# RAW RECORDS:
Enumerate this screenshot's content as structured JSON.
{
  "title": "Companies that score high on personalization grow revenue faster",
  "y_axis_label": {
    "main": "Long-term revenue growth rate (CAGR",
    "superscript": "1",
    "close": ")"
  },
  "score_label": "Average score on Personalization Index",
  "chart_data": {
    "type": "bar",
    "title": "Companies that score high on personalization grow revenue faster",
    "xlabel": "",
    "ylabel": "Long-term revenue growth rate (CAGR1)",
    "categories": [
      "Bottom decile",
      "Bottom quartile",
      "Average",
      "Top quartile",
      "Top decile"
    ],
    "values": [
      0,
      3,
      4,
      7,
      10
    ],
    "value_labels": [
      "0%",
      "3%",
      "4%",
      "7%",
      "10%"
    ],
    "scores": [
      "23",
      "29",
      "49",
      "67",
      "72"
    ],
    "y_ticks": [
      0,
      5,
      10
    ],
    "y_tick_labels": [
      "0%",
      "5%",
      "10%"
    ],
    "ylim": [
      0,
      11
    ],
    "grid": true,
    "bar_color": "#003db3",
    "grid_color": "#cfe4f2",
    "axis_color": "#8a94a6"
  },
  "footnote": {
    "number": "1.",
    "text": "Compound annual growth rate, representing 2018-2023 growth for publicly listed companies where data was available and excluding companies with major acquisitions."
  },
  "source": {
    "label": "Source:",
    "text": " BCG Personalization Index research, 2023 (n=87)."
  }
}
...
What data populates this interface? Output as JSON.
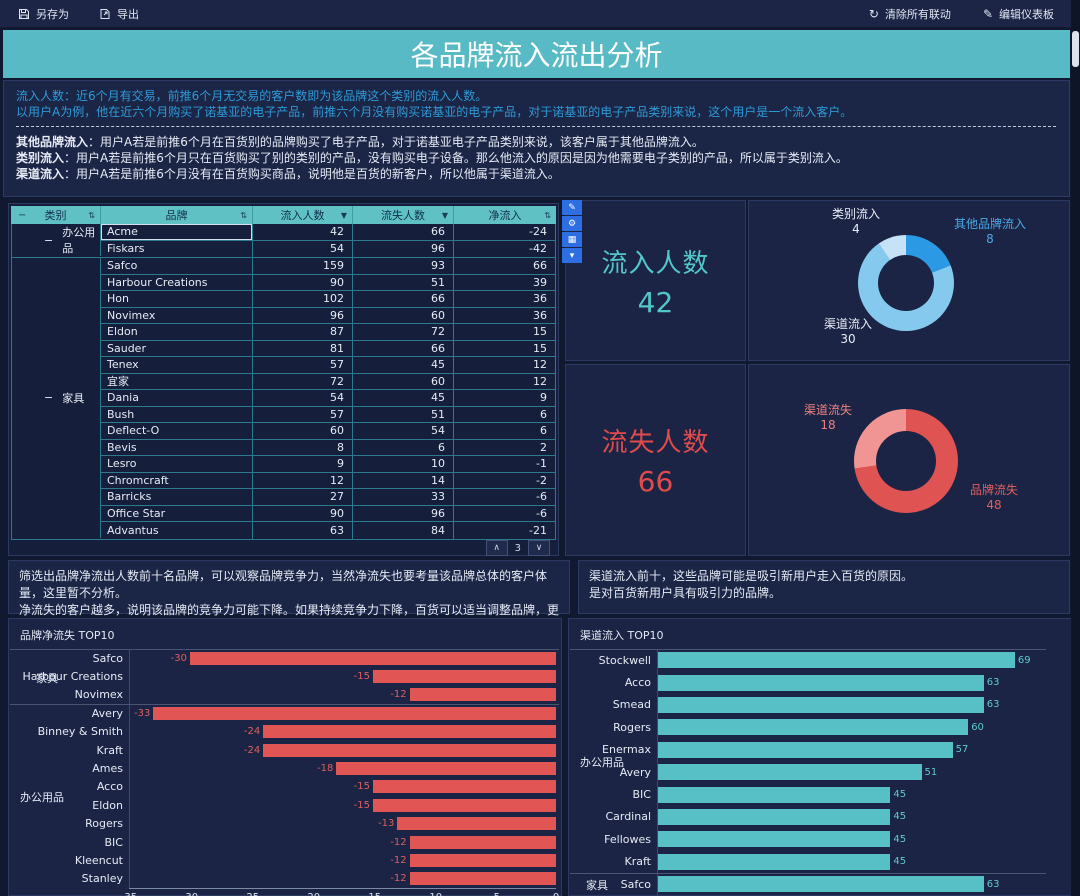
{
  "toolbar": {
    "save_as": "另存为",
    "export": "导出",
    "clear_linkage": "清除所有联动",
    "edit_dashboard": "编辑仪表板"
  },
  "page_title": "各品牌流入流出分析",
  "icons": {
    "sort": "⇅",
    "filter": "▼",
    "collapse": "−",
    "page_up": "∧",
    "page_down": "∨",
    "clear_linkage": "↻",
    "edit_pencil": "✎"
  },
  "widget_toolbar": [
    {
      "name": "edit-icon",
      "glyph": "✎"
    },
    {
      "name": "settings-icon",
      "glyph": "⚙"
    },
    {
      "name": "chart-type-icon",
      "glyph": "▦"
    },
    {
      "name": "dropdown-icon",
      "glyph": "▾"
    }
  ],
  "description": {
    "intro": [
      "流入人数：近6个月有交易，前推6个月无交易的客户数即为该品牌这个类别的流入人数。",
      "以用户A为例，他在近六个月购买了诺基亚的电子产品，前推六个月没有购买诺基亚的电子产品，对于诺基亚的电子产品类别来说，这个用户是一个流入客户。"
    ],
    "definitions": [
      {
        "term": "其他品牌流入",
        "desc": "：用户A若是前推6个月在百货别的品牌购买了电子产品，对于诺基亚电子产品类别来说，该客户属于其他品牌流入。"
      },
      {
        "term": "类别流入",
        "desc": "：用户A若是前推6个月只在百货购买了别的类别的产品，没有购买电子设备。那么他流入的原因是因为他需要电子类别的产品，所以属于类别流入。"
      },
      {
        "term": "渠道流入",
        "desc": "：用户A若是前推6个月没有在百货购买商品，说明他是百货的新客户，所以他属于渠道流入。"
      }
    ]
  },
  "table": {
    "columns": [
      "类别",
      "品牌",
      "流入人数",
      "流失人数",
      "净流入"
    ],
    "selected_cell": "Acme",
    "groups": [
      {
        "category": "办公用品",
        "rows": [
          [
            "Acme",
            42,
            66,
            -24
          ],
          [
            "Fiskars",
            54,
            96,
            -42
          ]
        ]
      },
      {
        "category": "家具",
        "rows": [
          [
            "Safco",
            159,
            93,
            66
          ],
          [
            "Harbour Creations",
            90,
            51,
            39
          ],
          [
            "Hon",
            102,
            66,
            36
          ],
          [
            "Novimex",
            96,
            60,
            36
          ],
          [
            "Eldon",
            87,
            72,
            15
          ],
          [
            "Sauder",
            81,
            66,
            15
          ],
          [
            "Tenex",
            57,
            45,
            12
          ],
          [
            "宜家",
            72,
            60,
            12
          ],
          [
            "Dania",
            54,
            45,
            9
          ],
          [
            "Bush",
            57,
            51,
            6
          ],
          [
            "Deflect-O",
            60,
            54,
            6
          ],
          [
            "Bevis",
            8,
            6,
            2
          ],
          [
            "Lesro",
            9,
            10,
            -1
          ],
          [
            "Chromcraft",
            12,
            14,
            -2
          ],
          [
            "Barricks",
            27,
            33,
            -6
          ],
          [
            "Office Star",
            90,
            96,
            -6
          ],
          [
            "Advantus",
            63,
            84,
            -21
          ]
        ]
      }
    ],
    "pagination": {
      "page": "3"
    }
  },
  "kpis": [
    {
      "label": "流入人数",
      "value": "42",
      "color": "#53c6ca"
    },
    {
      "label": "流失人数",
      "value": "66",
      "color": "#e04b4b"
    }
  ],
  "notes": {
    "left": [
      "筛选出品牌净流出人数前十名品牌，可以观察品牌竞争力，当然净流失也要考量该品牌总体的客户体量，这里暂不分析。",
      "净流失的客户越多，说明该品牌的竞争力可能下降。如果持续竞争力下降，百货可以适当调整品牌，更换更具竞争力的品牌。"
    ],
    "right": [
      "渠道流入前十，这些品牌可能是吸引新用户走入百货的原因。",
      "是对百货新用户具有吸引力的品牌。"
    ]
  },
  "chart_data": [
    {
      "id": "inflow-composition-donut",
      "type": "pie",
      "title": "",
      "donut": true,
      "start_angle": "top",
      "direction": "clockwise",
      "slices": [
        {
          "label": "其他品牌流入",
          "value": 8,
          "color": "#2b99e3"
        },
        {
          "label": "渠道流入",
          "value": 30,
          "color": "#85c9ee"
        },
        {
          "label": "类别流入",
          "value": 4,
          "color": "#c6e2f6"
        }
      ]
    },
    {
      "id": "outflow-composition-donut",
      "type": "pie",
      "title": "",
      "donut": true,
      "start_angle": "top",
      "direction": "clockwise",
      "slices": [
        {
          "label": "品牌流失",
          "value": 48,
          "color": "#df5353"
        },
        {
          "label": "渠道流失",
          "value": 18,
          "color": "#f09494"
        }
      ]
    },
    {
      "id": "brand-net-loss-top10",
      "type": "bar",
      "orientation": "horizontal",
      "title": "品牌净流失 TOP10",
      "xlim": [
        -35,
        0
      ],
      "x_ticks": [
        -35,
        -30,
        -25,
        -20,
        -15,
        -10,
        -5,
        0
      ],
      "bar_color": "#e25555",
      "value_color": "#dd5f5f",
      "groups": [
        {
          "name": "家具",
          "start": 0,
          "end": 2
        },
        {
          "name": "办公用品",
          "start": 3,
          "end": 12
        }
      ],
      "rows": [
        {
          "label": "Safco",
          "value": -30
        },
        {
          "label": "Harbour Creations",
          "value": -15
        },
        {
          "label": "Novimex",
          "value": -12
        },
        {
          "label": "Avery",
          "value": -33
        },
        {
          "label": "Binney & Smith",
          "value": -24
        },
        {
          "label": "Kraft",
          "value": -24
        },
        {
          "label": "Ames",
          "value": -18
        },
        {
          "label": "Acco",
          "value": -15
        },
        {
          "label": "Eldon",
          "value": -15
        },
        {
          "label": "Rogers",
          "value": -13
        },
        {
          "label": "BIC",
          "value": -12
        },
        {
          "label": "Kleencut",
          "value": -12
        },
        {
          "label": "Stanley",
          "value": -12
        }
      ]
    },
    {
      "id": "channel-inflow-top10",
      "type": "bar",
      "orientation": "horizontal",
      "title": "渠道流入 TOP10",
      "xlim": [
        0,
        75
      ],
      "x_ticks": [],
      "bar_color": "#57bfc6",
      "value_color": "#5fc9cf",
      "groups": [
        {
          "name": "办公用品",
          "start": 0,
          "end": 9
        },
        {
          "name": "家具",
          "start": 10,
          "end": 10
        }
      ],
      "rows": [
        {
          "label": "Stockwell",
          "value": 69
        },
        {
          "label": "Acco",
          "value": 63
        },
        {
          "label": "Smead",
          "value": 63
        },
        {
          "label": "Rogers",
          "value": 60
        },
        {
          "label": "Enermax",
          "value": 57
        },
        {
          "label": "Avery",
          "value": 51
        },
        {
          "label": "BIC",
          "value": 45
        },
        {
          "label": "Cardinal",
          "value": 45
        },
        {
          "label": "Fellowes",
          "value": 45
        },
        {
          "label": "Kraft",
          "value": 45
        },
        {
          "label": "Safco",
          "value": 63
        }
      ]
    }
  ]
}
==
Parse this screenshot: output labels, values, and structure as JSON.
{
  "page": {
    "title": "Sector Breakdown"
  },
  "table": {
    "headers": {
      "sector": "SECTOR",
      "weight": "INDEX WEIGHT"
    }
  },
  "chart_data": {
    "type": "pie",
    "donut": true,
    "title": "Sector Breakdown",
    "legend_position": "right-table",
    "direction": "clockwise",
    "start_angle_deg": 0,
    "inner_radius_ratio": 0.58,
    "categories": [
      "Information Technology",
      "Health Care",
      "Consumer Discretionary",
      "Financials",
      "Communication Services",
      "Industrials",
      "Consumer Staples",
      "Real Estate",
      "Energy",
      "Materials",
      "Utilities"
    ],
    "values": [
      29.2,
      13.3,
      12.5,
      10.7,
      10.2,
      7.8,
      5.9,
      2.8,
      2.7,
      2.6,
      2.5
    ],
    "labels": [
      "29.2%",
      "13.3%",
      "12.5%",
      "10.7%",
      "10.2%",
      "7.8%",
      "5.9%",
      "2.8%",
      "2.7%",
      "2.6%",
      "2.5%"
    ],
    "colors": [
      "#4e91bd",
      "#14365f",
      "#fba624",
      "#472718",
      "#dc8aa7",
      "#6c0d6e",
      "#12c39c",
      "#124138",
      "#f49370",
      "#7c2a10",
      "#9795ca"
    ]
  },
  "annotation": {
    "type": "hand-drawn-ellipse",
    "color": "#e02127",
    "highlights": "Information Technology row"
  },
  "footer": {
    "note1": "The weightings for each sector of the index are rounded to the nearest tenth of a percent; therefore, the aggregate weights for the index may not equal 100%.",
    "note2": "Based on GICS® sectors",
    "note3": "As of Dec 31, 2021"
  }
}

# INSTRUCTIONS TO FOLLOW:
Find "that". Copy every line it occurs in.

# IN RESPONSE:
  "title": "Companies that score high on personalization grow revenue faster",
    "title": "Companies that score high on personalization grow revenue faster",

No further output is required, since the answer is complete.